#### WORK TO DO
Please echo back every one of the lines below word for word, leaving out the pictures.

Layout annotation data

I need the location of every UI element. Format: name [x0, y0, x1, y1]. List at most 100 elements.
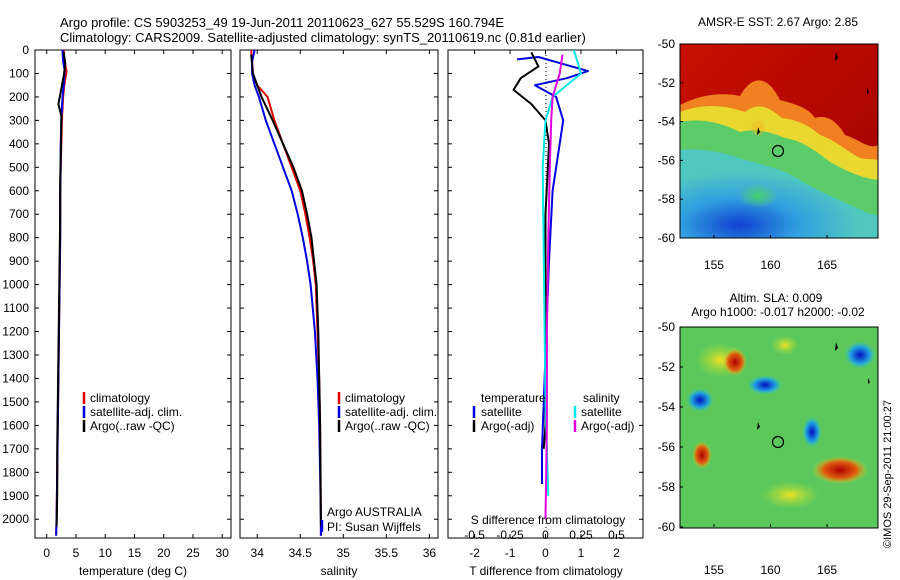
sla-lat-ticks: -50 -52 -54 -56 -58 -60	[658, 320, 683, 534]
x-tick-label: -1	[505, 546, 516, 560]
header-line-2: Climatology: CARS2009. Satellite-adjuste…	[60, 30, 586, 45]
depth-tick-label: 1200	[2, 325, 29, 339]
difference-top-label: S difference from climatology	[471, 513, 626, 527]
salinity-x-ticks: 34 34.5 35 35.5 36	[251, 50, 436, 560]
salinity-legend: climatology satellite-adj. clim. Argo(..…	[337, 391, 437, 433]
lon-tick-label: 155	[704, 563, 724, 577]
legend-label-sal-argo: Argo(-adj)	[581, 419, 634, 433]
profile-location-circle	[771, 144, 785, 158]
depth-tick-label: 400	[9, 137, 29, 151]
depth-tick-label: 800	[9, 231, 29, 245]
header-line-1: Argo profile: CS 5903253_49 19-Jun-2011 …	[60, 15, 504, 30]
temperature-x-ticks: 0 5 10 15 20 25 30	[43, 50, 229, 560]
sla-low-4	[686, 388, 714, 412]
salinity-xlabel: salinity	[321, 564, 358, 578]
float-marker-3	[868, 378, 870, 384]
sla-low-1	[802, 416, 822, 448]
x-tick-label: 0	[43, 546, 50, 560]
lat-tick-label: -58	[658, 480, 676, 494]
legend-label-argo: Argo(..raw -QC)	[345, 419, 430, 433]
depth-tick-label: 1300	[2, 348, 29, 362]
sla-map-title-1: Altim. SLA: 0.009	[730, 291, 823, 305]
lon-tick-label: 160	[760, 258, 780, 272]
difference-legend: temperature salinity satellite Argo(-adj…	[472, 391, 634, 433]
x-tick-label: 35	[337, 546, 351, 560]
temperature-legend: climatology satellite-adj. clim. Argo(..…	[82, 391, 182, 433]
salinity-series	[250, 50, 322, 536]
series-line-argo-raw-qc	[55, 52, 67, 527]
sst-map	[680, 44, 878, 238]
lat-tick-label: -60	[658, 520, 676, 534]
sst-field-cold	[680, 149, 878, 238]
sst-map-title: AMSR-E SST: 2.67 Argo: 2.85	[698, 15, 858, 29]
sla-low-2	[747, 375, 783, 395]
sla-low-3	[844, 341, 876, 369]
depth-tick-label: 300	[9, 113, 29, 127]
imos-footer-credit: ©IMOS 29-Sep-2011 21:00:27	[882, 400, 894, 548]
sla-map-frame	[679, 326, 879, 529]
sla-mid-1	[771, 335, 799, 355]
depth-tick-label: 1700	[2, 442, 29, 456]
difference-top-ticks: -0.5-0.2500.250.5	[464, 528, 625, 542]
depth-tick-label: 1400	[2, 371, 29, 385]
lat-tick-label: -54	[658, 400, 676, 414]
sla-lon-ticks: 155 160 165	[704, 524, 837, 577]
lat-tick-label: -52	[658, 76, 676, 90]
argo-credit-line-1: Argo AUSTRALIA	[327, 505, 422, 519]
legend-label-temp-satellite: satellite	[481, 405, 522, 419]
x-tick-label: 25	[186, 546, 200, 560]
difference-series	[512, 50, 589, 530]
depth-tick-label: 1800	[2, 465, 29, 479]
legend-label-satellite: satellite-adj. clim.	[345, 405, 437, 419]
sst-map-frame	[679, 43, 879, 239]
x-tick-label: 30	[216, 546, 230, 560]
depth-tick-label: 0	[22, 43, 29, 57]
sla-map	[680, 327, 878, 528]
depth-tick-label: 2000	[2, 512, 29, 526]
legend-title-temperature: temperature	[481, 391, 546, 405]
x-tick-label: 35.5	[375, 546, 399, 560]
legend-label-sal-satellite: satellite	[581, 405, 622, 419]
depth-tick-label: 900	[9, 254, 29, 268]
x-tick-label: -2	[469, 546, 480, 560]
lat-tick-label: -50	[658, 37, 676, 51]
depth-tick-label: 1900	[2, 489, 29, 503]
x-tick-label: 0	[542, 546, 549, 560]
sla-high-5	[760, 481, 820, 509]
lon-tick-label: 160	[760, 563, 780, 577]
argo-credit-line-2: PI: Susan Wijffels	[327, 520, 421, 534]
legend-label-argo: Argo(..raw -QC)	[90, 419, 175, 433]
lon-tick-label: 165	[817, 563, 837, 577]
lat-tick-label: -52	[658, 360, 676, 374]
x-tick-label: 34.5	[289, 546, 313, 560]
x-tick-label: 2	[613, 546, 620, 560]
x-tick-label: 15	[128, 546, 142, 560]
legend-label-satellite: satellite-adj. clim.	[90, 405, 182, 419]
sst-lon-ticks: 155 160 165	[704, 235, 837, 272]
depth-tick-label: 500	[9, 160, 29, 174]
depth-tick-label: 1600	[2, 418, 29, 432]
depth-tick-label: 1100	[3, 301, 29, 315]
depth-tick-label: 1000	[2, 278, 29, 292]
float-marker-2	[757, 422, 760, 430]
legend-title-salinity: salinity	[583, 391, 620, 405]
lat-tick-label: -56	[658, 440, 676, 454]
lat-tick-label: -50	[658, 320, 676, 334]
float-marker-3	[867, 88, 869, 94]
temperature-xlabel: temperature (deg C)	[79, 564, 187, 578]
lat-tick-label: -58	[658, 192, 676, 206]
lat-tick-label: -56	[658, 153, 676, 167]
lat-tick-label: -60	[658, 231, 676, 245]
x-tick-label: 5	[73, 546, 80, 560]
legend-label-climatology: climatology	[90, 391, 150, 405]
difference-xlabel: T difference from climatology	[469, 564, 623, 578]
temperature-series	[55, 50, 68, 536]
depth-tick-label: 1500	[2, 395, 29, 409]
sla-map-title-2: Argo h1000: -0.017 h2000: -0.02	[691, 305, 865, 319]
series-line-salinity-argo-adj	[544, 54, 564, 520]
depth-tick-label: 200	[9, 90, 29, 104]
series-line-salinity-satellite	[541, 50, 582, 496]
depth-tick-label: 700	[9, 207, 29, 221]
series-line-satellite-adj-clim	[251, 50, 322, 536]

#### WRITTEN RESPONSE
I need the location of every UI element. Format: name [x0, y0, x1, y1]. List at most 100 elements.
sla-lat-ticks: -50 -52 -54 -56 -58 -60	[658, 320, 683, 534]
x-tick-label: -1	[505, 546, 516, 560]
header-line-2: Climatology: CARS2009. Satellite-adjuste…	[60, 30, 586, 45]
depth-tick-label: 1200	[2, 325, 29, 339]
difference-top-label: S difference from climatology	[471, 513, 626, 527]
salinity-x-ticks: 34 34.5 35 35.5 36	[251, 50, 436, 560]
salinity-legend: climatology satellite-adj. clim. Argo(..…	[337, 391, 437, 433]
lon-tick-label: 155	[704, 563, 724, 577]
legend-label-sal-argo: Argo(-adj)	[581, 419, 634, 433]
profile-location-circle	[771, 144, 785, 158]
depth-tick-label: 400	[9, 137, 29, 151]
depth-tick-label: 800	[9, 231, 29, 245]
header-line-1: Argo profile: CS 5903253_49 19-Jun-2011 …	[60, 15, 504, 30]
temperature-x-ticks: 0 5 10 15 20 25 30	[43, 50, 229, 560]
sla-low-4	[686, 388, 714, 412]
salinity-xlabel: salinity	[321, 564, 358, 578]
float-marker-3	[868, 378, 870, 384]
sla-low-1	[802, 416, 822, 448]
x-tick-label: 0	[43, 546, 50, 560]
lat-tick-label: -58	[658, 480, 676, 494]
legend-label-argo: Argo(..raw -QC)	[345, 419, 430, 433]
depth-tick-label: 1300	[2, 348, 29, 362]
sla-map-title-1: Altim. SLA: 0.009	[730, 291, 823, 305]
lon-tick-label: 160	[760, 258, 780, 272]
difference-legend: temperature salinity satellite Argo(-adj…	[472, 391, 634, 433]
x-tick-label: 35	[337, 546, 351, 560]
temperature-legend: climatology satellite-adj. clim. Argo(..…	[82, 391, 182, 433]
salinity-series	[250, 50, 322, 536]
series-line-argo-raw-qc	[55, 52, 67, 527]
sst-map	[680, 44, 878, 238]
lat-tick-label: -60	[658, 520, 676, 534]
sst-field-cold	[680, 149, 878, 238]
sst-map-title: AMSR-E SST: 2.67 Argo: 2.85	[698, 15, 858, 29]
sla-low-2	[747, 375, 783, 395]
sla-low-3	[844, 341, 876, 369]
depth-tick-label: 300	[9, 113, 29, 127]
imos-footer-credit: ©IMOS 29-Sep-2011 21:00:27	[882, 400, 894, 548]
sla-map-frame	[679, 326, 879, 529]
sla-mid-1	[771, 335, 799, 355]
depth-tick-label: 1700	[2, 442, 29, 456]
difference-top-ticks: -0.5-0.2500.250.5	[464, 528, 625, 542]
depth-tick-label: 1400	[2, 371, 29, 385]
lat-tick-label: -54	[658, 400, 676, 414]
sla-lon-ticks: 155 160 165	[704, 524, 837, 577]
lat-tick-label: -52	[658, 76, 676, 90]
argo-credit-line-1: Argo AUSTRALIA	[327, 505, 422, 519]
legend-label-temp-satellite: satellite	[481, 405, 522, 419]
x-tick-label: 25	[186, 546, 200, 560]
difference-series	[512, 50, 589, 530]
depth-tick-label: 1800	[2, 465, 29, 479]
legend-label-satellite: satellite-adj. clim.	[345, 405, 437, 419]
sst-map-frame	[679, 43, 879, 239]
x-tick-label: 30	[216, 546, 230, 560]
depth-tick-label: 0	[22, 43, 29, 57]
sla-map	[680, 327, 878, 528]
depth-tick-label: 2000	[2, 512, 29, 526]
legend-title-temperature: temperature	[481, 391, 546, 405]
x-tick-label: 35.5	[375, 546, 399, 560]
legend-label-sal-satellite: satellite	[581, 405, 622, 419]
depth-tick-label: 900	[9, 254, 29, 268]
x-tick-label: -2	[469, 546, 480, 560]
lat-tick-label: -50	[658, 37, 676, 51]
depth-tick-label: 1900	[2, 489, 29, 503]
x-tick-label: 0	[542, 546, 549, 560]
sla-high-5	[760, 481, 820, 509]
lon-tick-label: 160	[760, 563, 780, 577]
argo-credit-line-2: PI: Susan Wijffels	[327, 520, 421, 534]
legend-label-argo: Argo(..raw -QC)	[90, 419, 175, 433]
lon-tick-label: 165	[817, 563, 837, 577]
lat-tick-label: -52	[658, 360, 676, 374]
x-tick-label: 34.5	[289, 546, 313, 560]
x-tick-label: 2	[613, 546, 620, 560]
x-tick-label: 15	[128, 546, 142, 560]
legend-label-satellite: satellite-adj. clim.	[90, 405, 182, 419]
sst-lon-ticks: 155 160 165	[704, 235, 837, 272]
depth-tick-label: 500	[9, 160, 29, 174]
depth-tick-label: 1600	[2, 418, 29, 432]
depth-tick-label: 1100	[3, 301, 29, 315]
depth-tick-label: 1000	[2, 278, 29, 292]
float-marker-2	[757, 422, 760, 430]
legend-title-salinity: salinity	[583, 391, 620, 405]
lat-tick-label: -56	[658, 440, 676, 454]
lat-tick-label: -50	[658, 320, 676, 334]
float-marker-3	[867, 88, 869, 94]
temperature-xlabel: temperature (deg C)	[79, 564, 187, 578]
lat-tick-label: -58	[658, 192, 676, 206]
lat-tick-label: -56	[658, 153, 676, 167]
lat-tick-label: -60	[658, 231, 676, 245]
x-tick-label: 5	[73, 546, 80, 560]
legend-label-climatology: climatology	[90, 391, 150, 405]
difference-xlabel: T difference from climatology	[469, 564, 623, 578]
temperature-series	[55, 50, 68, 536]
depth-tick-label: 1500	[2, 395, 29, 409]
sla-map-title-2: Argo h1000: -0.017 h2000: -0.02	[691, 305, 865, 319]
series-line-salinity-argo-adj	[544, 54, 564, 520]
depth-tick-label: 200	[9, 90, 29, 104]
series-line-salinity-satellite	[541, 50, 582, 496]
depth-tick-label: 700	[9, 207, 29, 221]
series-line-satellite-adj-clim	[251, 50, 322, 536]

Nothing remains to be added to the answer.